Text passage:
_____
Patient and sample characteristics
An overview of patient demographics, laboratory measurements, clinical measurements, co-morbidities, and the study workflow are shown in Table 1 and Fig 1. Sixty-five patients with bacteremic sepsis had significantly higher C-reactive protein, white blood cell counts, and longer hospital stay than 49 ER controls. Eighty percent of patients with bacteremic sepsis and 45% of ER controls fulfilled at least two SIRS criteria (P < .001). There was no statistically significant difference in gender distribution, age, or co-morbidities between patients with bacteremic sepsis and ER controls (Table 1) or between work set and test set data as a whole (not shown). Frequencies of the different bacterial causes of bacteremia among 42 patients in the work set was 0.36 for E. coli (n = 15), 0.21 for S. pneumoniae (n = 9), 0.19 for S. pyogenes (n = 8), 0.19 for S. aureus (n = 8), and 0.05 for Klebsiella pneumoniae (n = 2). Frequencies among 23 patients in the test set was 0.43 for E. coli (n = 10), 0.13 for S. pneumoniae (n = 3), 0.13 for S. pyogenes (n = 3), 0.13 for S. aureus (n = 3), and 0.17 for Klebsiella pneumoniae (n = 4).
Global metabolomic analysis of bacteremic sepsis
Via hierarchical multivariate curve resolution of GC-MS data obtained from each of the patient samples 254 spectral windows were resolved, each representing a putative metabolite. After reprocessing of data with the RDA script and raw data cleaning (see Materials and Methods), 107 metabolites remained and were used for modeling (detailed in S1 Table). Separation of patients with bacteremic sepsis from ER controls was obtained in the fifth score vector by PCA (R2 = 0.762; Q2 = 0.448) (Fig 2A). No credible class discrimination among the five different bacterial species causing bacteremic sepsis was obtained by PCA or OPLS-DA. A global OPLS-DA model (R2Y = 0.792; Q2 = 0.621) using the 107 metabolites however successfully discriminated bacteremic sepsis and ER controls (Fig 2B). A validation of the OPLS-DA model using the test set metabolite data that had not been used for creating the model verified good model performance (Fig 3).
Panel A shows a PCA plot of the 4/5th principal component separating bacteremic sepsis (black circles) from ER controls (white circles). Panel B shows an OPLS-DA plot of t1/t(o)1, discriminating bacteremic sepsis (black circles) from ER controls (white circles), (P = 4.8×10−12).
_____
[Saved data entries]

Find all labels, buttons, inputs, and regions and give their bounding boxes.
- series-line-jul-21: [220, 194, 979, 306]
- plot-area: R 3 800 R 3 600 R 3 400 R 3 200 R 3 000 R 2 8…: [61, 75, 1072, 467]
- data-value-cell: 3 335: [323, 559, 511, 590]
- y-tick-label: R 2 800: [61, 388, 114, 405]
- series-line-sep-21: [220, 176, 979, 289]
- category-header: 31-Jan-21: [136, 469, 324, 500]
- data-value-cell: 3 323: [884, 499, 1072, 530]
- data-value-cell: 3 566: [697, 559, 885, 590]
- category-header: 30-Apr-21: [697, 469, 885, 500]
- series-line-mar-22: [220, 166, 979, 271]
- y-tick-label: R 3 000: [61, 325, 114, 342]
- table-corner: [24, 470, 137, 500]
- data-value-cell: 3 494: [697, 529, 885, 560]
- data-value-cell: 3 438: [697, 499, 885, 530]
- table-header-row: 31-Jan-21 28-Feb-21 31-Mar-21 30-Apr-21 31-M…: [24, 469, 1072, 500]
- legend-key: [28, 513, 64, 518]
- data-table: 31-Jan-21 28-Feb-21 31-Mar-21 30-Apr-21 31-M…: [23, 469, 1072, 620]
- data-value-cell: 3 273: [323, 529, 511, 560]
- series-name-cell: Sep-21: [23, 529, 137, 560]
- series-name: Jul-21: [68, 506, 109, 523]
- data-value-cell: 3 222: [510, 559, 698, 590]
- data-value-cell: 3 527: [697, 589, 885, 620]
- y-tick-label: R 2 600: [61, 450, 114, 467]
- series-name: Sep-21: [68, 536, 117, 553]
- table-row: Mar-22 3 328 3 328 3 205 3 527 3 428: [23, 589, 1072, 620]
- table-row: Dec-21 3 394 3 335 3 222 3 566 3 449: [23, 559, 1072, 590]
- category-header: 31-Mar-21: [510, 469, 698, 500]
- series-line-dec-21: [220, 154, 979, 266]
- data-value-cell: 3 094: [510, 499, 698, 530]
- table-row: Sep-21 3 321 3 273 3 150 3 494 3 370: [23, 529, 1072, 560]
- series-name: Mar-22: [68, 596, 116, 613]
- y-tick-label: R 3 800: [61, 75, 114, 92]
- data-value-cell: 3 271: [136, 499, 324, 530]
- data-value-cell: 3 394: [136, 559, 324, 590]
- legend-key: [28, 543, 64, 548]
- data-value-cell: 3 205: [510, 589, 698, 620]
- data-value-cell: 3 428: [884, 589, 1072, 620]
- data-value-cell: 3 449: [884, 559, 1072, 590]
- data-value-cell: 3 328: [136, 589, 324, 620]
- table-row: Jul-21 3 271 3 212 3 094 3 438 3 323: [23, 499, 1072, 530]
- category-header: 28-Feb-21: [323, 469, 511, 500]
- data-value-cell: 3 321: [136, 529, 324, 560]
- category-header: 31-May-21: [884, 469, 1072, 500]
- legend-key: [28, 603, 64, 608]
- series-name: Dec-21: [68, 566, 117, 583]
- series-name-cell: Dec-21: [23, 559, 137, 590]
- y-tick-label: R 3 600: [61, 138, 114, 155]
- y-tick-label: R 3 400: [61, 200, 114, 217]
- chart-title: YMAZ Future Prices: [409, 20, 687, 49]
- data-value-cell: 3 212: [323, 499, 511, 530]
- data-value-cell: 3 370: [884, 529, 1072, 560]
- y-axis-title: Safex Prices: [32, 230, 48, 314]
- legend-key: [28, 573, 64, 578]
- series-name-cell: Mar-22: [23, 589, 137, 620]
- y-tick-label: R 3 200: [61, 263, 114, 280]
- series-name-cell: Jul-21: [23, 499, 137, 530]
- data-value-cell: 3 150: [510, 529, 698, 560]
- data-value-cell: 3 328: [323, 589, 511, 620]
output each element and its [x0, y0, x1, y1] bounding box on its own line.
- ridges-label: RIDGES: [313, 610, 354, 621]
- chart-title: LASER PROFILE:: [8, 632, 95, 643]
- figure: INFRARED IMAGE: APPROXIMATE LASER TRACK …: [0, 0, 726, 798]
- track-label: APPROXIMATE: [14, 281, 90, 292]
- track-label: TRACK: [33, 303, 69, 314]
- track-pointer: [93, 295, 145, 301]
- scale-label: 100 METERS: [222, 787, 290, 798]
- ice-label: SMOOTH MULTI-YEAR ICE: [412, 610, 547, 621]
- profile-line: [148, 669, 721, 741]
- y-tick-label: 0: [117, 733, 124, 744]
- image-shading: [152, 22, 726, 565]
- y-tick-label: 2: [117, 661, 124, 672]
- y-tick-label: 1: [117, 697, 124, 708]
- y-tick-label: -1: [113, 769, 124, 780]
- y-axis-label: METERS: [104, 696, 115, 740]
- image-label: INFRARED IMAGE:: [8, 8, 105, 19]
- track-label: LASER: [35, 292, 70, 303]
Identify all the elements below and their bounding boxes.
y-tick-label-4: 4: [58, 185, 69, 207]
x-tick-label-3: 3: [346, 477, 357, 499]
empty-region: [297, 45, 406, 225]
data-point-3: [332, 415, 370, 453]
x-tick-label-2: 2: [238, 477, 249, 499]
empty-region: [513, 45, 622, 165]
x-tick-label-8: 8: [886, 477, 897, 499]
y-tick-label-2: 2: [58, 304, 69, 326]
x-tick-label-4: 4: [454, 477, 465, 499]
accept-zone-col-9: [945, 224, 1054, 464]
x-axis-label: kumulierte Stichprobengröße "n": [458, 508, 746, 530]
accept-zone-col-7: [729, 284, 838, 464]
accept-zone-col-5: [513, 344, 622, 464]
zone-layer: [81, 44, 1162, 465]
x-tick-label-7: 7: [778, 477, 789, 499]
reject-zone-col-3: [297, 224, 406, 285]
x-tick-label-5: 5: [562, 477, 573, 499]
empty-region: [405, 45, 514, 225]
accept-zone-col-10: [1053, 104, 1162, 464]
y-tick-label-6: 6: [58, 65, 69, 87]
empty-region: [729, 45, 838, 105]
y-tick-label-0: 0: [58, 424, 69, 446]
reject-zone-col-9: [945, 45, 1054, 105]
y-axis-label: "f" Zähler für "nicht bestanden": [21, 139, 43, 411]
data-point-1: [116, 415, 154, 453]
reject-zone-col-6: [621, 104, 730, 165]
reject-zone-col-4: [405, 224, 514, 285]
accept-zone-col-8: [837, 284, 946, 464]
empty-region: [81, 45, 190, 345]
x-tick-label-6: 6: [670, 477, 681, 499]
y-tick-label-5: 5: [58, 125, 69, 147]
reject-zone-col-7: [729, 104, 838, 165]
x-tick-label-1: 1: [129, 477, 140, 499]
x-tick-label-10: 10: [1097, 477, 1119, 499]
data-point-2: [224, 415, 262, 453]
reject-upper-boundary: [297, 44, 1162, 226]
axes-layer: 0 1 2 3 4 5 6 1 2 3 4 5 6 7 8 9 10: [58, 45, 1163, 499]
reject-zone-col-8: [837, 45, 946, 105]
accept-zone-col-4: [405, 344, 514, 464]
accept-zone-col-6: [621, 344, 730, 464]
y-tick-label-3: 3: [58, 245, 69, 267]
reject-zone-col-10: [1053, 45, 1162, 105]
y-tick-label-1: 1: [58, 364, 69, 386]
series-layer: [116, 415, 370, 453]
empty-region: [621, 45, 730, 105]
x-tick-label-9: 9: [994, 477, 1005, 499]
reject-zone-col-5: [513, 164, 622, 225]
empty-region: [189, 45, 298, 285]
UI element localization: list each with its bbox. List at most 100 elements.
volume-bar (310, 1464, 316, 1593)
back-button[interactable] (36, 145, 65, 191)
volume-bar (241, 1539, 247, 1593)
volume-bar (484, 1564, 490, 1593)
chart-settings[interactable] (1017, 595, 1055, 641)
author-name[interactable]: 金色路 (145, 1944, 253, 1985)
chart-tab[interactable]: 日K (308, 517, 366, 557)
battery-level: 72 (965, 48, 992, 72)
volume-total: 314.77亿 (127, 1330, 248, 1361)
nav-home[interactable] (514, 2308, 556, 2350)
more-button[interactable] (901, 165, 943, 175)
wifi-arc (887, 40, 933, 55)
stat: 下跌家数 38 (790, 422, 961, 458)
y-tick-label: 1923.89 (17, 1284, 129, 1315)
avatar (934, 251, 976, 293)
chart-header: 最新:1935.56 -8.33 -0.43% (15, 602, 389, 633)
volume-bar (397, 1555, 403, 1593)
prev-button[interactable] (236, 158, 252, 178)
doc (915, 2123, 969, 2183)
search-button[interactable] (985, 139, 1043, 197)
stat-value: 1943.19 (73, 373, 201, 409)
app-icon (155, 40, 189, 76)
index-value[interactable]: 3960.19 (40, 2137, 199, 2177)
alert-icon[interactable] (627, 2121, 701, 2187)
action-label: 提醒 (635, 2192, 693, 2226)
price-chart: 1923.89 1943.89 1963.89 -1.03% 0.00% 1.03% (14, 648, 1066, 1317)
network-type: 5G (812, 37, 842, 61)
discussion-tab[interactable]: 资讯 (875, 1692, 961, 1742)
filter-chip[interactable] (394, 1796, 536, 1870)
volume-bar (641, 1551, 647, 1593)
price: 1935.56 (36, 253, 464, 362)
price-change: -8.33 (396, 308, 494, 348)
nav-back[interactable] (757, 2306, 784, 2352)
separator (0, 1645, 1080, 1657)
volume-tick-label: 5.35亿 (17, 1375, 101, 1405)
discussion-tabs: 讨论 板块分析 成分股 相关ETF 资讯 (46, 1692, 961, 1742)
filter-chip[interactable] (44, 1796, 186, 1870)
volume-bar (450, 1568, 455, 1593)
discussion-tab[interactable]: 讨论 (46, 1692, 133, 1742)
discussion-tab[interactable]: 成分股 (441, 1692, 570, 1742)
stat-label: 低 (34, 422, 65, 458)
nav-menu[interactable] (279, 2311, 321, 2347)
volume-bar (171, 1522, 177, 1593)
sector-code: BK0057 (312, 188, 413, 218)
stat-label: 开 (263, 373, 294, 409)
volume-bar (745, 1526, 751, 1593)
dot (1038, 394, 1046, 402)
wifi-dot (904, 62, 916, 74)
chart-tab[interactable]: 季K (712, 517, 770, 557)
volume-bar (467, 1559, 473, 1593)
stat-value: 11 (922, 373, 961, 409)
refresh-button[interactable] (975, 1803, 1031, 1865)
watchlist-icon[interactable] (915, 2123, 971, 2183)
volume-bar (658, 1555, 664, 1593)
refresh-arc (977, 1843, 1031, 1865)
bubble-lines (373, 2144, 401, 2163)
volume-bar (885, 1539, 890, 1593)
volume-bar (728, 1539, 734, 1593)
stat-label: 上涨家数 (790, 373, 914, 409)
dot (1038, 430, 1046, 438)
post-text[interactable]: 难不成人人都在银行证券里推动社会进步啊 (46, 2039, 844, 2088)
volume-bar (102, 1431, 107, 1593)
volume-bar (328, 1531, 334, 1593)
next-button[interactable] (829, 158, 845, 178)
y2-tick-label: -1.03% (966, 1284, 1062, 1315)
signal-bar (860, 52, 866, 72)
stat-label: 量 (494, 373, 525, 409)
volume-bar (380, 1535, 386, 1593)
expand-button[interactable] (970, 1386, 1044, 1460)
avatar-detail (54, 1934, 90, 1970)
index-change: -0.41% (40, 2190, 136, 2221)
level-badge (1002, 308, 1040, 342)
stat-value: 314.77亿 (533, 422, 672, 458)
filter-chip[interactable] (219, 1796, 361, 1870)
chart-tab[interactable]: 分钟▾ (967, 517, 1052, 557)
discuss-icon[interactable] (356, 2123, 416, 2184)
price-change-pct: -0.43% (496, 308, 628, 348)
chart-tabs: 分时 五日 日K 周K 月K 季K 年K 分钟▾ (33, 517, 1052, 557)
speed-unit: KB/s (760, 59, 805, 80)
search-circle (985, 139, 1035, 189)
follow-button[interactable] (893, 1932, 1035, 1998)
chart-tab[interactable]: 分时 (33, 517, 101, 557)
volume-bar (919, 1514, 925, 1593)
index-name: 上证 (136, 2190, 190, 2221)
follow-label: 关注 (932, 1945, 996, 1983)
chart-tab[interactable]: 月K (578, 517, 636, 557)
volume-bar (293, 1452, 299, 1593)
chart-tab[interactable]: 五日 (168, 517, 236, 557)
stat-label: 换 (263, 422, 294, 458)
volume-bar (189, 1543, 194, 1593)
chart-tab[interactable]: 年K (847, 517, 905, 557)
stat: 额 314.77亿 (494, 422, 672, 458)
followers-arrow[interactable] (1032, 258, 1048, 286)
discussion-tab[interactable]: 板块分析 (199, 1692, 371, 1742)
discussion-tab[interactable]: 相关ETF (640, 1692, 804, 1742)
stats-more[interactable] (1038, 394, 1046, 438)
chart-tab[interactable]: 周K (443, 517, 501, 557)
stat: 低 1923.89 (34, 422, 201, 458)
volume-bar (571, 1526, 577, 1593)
_____
What is needed:
Carry the passage on metabolite patterns in bacteremic sepsis forward, picking up right after its final sentence.

Result for this task:
The samples of the work set with bacteremic sepsis (black circles) and the work set of ER controls (open circles) were used for modeling. Validation using the samples of the test set with bacteremic sepsis (black triangles) and the test set of ER control (open triangles) is shown. The Y-axis represents the seven fold cross-validated predictive score vector 1. Error bars represent mean score values with 95% confidence intervals.
Subsets of metabolites for prediction of bacteremic sepsis
After exclusion of variables with little contribution to discrimination, a new OPLS-DA model for work set samples using 38 metabolites was fitted with good class separation (R2X = 0.766; Q2 = 0.712) Fig 4A. Model validation using test set samples resulted in correct classification (Fig 4B). Statistical testing by Mann-Whitney U and false discovery rate correction identified 24 metabolites to be significantly altered between the classes (Fig 5). By further analysis of the variable importance plot and the loading plot alongside logistic regression, 6 metabolites with the strongest contribution to class separation were identified. An OPLS-DA model with these 6 metabolites was fitted (R2X = 0.71; Q2 = 0.66), again with good class discrimination (Fig 4C) and ability to predict bacteremic sepsis using test samples (Fig 4D).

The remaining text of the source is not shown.